» DIRECTIONS FOR THIS TASK:
Could you write out the records below exactly as they appear, leaving out any pictures?

» DATA IN THIS EXERCISE:

=-=-=-=-=

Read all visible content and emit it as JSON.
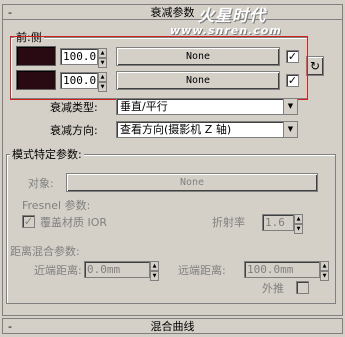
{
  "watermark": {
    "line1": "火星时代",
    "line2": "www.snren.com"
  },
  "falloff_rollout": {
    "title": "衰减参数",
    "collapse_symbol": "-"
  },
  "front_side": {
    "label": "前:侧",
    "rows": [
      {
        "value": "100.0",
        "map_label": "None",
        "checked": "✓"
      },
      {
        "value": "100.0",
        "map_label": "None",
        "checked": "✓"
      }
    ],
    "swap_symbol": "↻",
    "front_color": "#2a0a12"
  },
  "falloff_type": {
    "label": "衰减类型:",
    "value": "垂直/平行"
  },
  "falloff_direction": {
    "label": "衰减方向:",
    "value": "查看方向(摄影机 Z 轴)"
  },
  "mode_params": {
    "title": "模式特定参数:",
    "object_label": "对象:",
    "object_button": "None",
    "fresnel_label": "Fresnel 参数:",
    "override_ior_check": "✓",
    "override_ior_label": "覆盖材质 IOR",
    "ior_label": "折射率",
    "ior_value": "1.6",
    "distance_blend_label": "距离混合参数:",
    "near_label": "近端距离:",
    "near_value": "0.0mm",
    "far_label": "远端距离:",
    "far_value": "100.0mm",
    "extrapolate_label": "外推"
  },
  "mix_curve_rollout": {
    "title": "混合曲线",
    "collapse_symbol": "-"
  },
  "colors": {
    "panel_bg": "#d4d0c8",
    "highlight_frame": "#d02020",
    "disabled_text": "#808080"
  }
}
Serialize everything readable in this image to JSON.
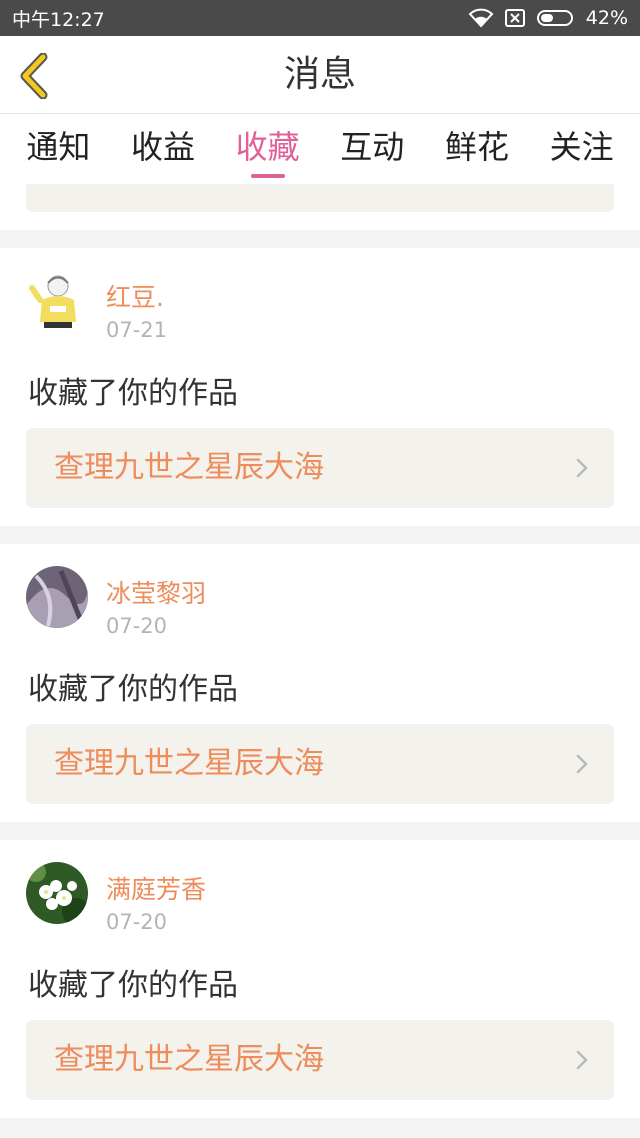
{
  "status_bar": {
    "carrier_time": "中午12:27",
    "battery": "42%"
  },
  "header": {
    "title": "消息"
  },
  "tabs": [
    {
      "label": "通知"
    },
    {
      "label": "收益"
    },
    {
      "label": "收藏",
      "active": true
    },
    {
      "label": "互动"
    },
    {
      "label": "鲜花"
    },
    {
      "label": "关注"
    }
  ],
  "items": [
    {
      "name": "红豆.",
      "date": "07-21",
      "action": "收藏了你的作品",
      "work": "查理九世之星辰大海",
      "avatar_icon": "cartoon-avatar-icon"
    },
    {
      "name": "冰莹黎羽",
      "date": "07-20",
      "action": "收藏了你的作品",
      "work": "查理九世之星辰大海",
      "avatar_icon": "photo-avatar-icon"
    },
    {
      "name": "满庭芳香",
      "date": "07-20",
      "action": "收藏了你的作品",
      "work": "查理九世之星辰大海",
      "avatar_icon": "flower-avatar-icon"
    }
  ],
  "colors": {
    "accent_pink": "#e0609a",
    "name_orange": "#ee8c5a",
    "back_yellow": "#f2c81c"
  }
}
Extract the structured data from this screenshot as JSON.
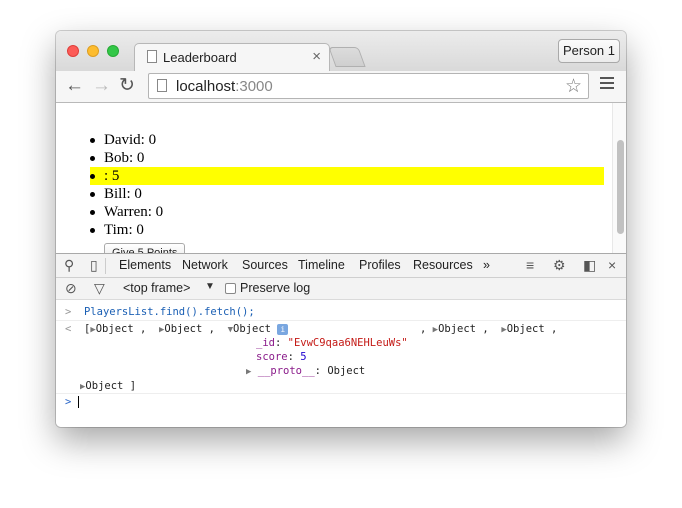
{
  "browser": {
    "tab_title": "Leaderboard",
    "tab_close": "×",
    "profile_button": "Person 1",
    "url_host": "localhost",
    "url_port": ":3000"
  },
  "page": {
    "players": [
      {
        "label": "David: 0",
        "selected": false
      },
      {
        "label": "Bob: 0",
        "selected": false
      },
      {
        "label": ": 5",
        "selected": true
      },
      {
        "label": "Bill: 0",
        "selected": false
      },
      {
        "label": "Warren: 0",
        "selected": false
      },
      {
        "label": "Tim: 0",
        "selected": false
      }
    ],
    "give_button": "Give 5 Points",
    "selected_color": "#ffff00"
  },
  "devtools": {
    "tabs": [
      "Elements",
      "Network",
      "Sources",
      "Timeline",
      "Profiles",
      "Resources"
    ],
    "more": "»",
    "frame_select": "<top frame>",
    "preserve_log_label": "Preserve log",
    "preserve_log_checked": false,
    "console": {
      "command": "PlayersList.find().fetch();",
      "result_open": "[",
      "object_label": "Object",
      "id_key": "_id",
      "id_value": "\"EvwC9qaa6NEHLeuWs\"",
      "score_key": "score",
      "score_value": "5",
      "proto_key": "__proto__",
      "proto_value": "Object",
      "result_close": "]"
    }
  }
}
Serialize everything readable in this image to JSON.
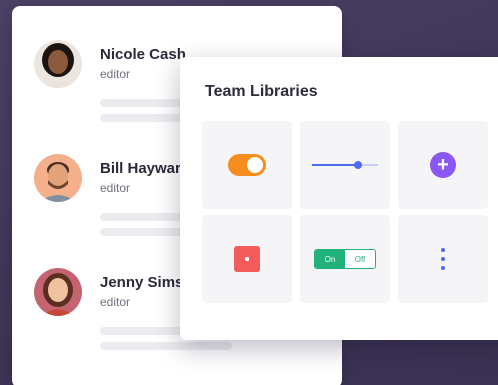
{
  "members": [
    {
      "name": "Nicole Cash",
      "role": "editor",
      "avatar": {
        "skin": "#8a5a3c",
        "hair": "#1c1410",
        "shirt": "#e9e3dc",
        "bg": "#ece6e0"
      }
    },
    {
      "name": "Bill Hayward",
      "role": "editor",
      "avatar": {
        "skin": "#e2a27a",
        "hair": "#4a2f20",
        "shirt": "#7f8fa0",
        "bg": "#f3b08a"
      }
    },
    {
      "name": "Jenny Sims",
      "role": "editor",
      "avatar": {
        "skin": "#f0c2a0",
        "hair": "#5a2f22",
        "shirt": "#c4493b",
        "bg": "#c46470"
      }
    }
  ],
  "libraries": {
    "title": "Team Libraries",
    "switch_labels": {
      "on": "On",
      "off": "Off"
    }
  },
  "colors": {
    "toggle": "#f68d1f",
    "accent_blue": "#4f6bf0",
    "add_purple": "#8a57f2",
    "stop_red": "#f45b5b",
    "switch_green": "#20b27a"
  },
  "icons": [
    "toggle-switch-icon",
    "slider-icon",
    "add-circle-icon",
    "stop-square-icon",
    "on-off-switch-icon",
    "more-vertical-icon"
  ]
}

=-=-=-=-=

» TASK OUTPUT:
Read all visible content and emit it as JSON.
{
  "watermark": {
    "line1": "火星时代",
    "line2": "www.snren.com"
  },
  "falloff_rollout": {
    "title": "衰减参数",
    "collapse_symbol": "-"
  },
  "front_side": {
    "label": "前:侧",
    "rows": [
      {
        "value": "100.0",
        "map_label": "None",
        "checked": "✓"
      },
      {
        "value": "100.0",
        "map_label": "None",
        "checked": "✓"
      }
    ],
    "swap_symbol": "↻",
    "front_color": "#2a0a12"
  },
  "falloff_type": {
    "label": "衰减类型:",
    "value": "垂直/平行"
  },
  "falloff_direction": {
    "label": "衰减方向:",
    "value": "查看方向(摄影机 Z 轴)"
  },
  "mode_params": {
    "title": "模式特定参数:",
    "object_label": "对象:",
    "object_button": "None",
    "fresnel_label": "Fresnel 参数:",
    "override_ior_check": "✓",
    "override_ior_label": "覆盖材质 IOR",
    "ior_label": "折射率",
    "ior_value": "1.6",
    "distance_blend_label": "距离混合参数:",
    "near_label": "近端距离:",
    "near_value": "0.0mm",
    "far_label": "远端距离:",
    "far_value": "100.0mm",
    "extrapolate_label": "外推"
  },
  "mix_curve_rollout": {
    "title": "混合曲线",
    "collapse_symbol": "-"
  },
  "colors": {
    "panel_bg": "#d4d0c8",
    "highlight_frame": "#d02020",
    "disabled_text": "#808080"
  }
}
Serialize everything readable in this image to JSON.
{
  "status_bar": {
    "carrier_time": "中午12:27",
    "battery": "42%"
  },
  "header": {
    "title": "消息"
  },
  "tabs": [
    {
      "label": "通知"
    },
    {
      "label": "收益"
    },
    {
      "label": "收藏",
      "active": true
    },
    {
      "label": "互动"
    },
    {
      "label": "鲜花"
    },
    {
      "label": "关注"
    }
  ],
  "items": [
    {
      "name": "红豆.",
      "date": "07-21",
      "action": "收藏了你的作品",
      "work": "查理九世之星辰大海",
      "avatar_icon": "cartoon-avatar-icon"
    },
    {
      "name": "冰莹黎羽",
      "date": "07-20",
      "action": "收藏了你的作品",
      "work": "查理九世之星辰大海",
      "avatar_icon": "photo-avatar-icon"
    },
    {
      "name": "满庭芳香",
      "date": "07-20",
      "action": "收藏了你的作品",
      "work": "查理九世之星辰大海",
      "avatar_icon": "flower-avatar-icon"
    }
  ],
  "colors": {
    "accent_pink": "#e0609a",
    "name_orange": "#ee8c5a",
    "back_yellow": "#f2c81c"
  }
}
Extract the structured data from this screenshot as JSON.
{
  "browser": {
    "tab_title": "Leaderboard",
    "tab_close": "×",
    "profile_button": "Person 1",
    "url_host": "localhost",
    "url_port": ":3000"
  },
  "page": {
    "players": [
      {
        "label": "David: 0",
        "selected": false
      },
      {
        "label": "Bob: 0",
        "selected": false
      },
      {
        "label": ": 5",
        "selected": true
      },
      {
        "label": "Bill: 0",
        "selected": false
      },
      {
        "label": "Warren: 0",
        "selected": false
      },
      {
        "label": "Tim: 0",
        "selected": false
      }
    ],
    "give_button": "Give 5 Points",
    "selected_color": "#ffff00"
  },
  "devtools": {
    "tabs": [
      "Elements",
      "Network",
      "Sources",
      "Timeline",
      "Profiles",
      "Resources"
    ],
    "more": "»",
    "frame_select": "<top frame>",
    "preserve_log_label": "Preserve log",
    "preserve_log_checked": false,
    "console": {
      "command": "PlayersList.find().fetch();",
      "result_open": "[",
      "object_label": "Object",
      "id_key": "_id",
      "id_value": "\"EvwC9qaa6NEHLeuWs\"",
      "score_key": "score",
      "score_value": "5",
      "proto_key": "__proto__",
      "proto_value": "Object",
      "result_close": "]"
    }
  }
}
Serialize everything readable in this image to JSON.
{
  "members": [
    {
      "name": "Nicole Cash",
      "role": "editor",
      "avatar": {
        "skin": "#8a5a3c",
        "hair": "#1c1410",
        "shirt": "#e9e3dc",
        "bg": "#ece6e0"
      }
    },
    {
      "name": "Bill Hayward",
      "role": "editor",
      "avatar": {
        "skin": "#e2a27a",
        "hair": "#4a2f20",
        "shirt": "#7f8fa0",
        "bg": "#f3b08a"
      }
    },
    {
      "name": "Jenny Sims",
      "role": "editor",
      "avatar": {
        "skin": "#f0c2a0",
        "hair": "#5a2f22",
        "shirt": "#c4493b",
        "bg": "#c46470"
      }
    }
  ],
  "libraries": {
    "title": "Team Libraries",
    "switch_labels": {
      "on": "On",
      "off": "Off"
    }
  },
  "colors": {
    "toggle": "#f68d1f",
    "accent_blue": "#4f6bf0",
    "add_purple": "#8a57f2",
    "stop_red": "#f45b5b",
    "switch_green": "#20b27a"
  },
  "icons": [
    "toggle-switch-icon",
    "slider-icon",
    "add-circle-icon",
    "stop-square-icon",
    "on-off-switch-icon",
    "more-vertical-icon"
  ]
}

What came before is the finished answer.